→ **What to work on**:
Below are some entries. Output each one exactly as it appears.

═════ Provided data

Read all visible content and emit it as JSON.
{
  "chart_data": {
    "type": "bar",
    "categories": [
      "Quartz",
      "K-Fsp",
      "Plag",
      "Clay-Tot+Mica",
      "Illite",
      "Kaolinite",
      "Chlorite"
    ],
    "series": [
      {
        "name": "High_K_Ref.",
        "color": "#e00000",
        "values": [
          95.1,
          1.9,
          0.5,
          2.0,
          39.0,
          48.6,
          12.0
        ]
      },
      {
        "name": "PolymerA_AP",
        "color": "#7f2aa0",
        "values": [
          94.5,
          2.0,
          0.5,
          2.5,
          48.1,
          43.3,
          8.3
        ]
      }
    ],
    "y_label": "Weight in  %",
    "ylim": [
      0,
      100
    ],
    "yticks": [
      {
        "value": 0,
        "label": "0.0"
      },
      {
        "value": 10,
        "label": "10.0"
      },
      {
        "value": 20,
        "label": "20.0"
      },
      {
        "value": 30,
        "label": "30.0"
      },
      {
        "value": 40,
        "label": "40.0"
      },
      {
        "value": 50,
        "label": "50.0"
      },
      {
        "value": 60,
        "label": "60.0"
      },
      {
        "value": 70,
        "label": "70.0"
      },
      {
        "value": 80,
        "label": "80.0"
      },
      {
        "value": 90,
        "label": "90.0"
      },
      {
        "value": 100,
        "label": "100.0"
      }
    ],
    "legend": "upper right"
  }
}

══════════

→ **Solution**:
Read all visible content and emit it as JSON.
{
  "chart_data": {
    "type": "bar",
    "categories": [
      "Quartz",
      "K-Fsp",
      "Plag",
      "Clay-Tot+Mica",
      "Illite",
      "Kaolinite",
      "Chlorite"
    ],
    "series": [
      {
        "name": "High_K_Ref.",
        "color": "#e00000",
        "values": [
          95.1,
          1.9,
          0.5,
          2.0,
          39.0,
          48.6,
          12.0
        ]
      },
      {
        "name": "PolymerA_AP",
        "color": "#7f2aa0",
        "values": [
          94.5,
          2.0,
          0.5,
          2.5,
          48.1,
          43.3,
          8.3
        ]
      }
    ],
    "y_label": "Weight in  %",
    "ylim": [
      0,
      100
    ],
    "yticks": [
      {
        "value": 0,
        "label": "0.0"
      },
      {
        "value": 10,
        "label": "10.0"
      },
      {
        "value": 20,
        "label": "20.0"
      },
      {
        "value": 30,
        "label": "30.0"
      },
      {
        "value": 40,
        "label": "40.0"
      },
      {
        "value": 50,
        "label": "50.0"
      },
      {
        "value": 60,
        "label": "60.0"
      },
      {
        "value": 70,
        "label": "70.0"
      },
      {
        "value": 80,
        "label": "80.0"
      },
      {
        "value": 90,
        "label": "90.0"
      },
      {
        "value": 100,
        "label": "100.0"
      }
    ],
    "legend": "upper right"
  }
}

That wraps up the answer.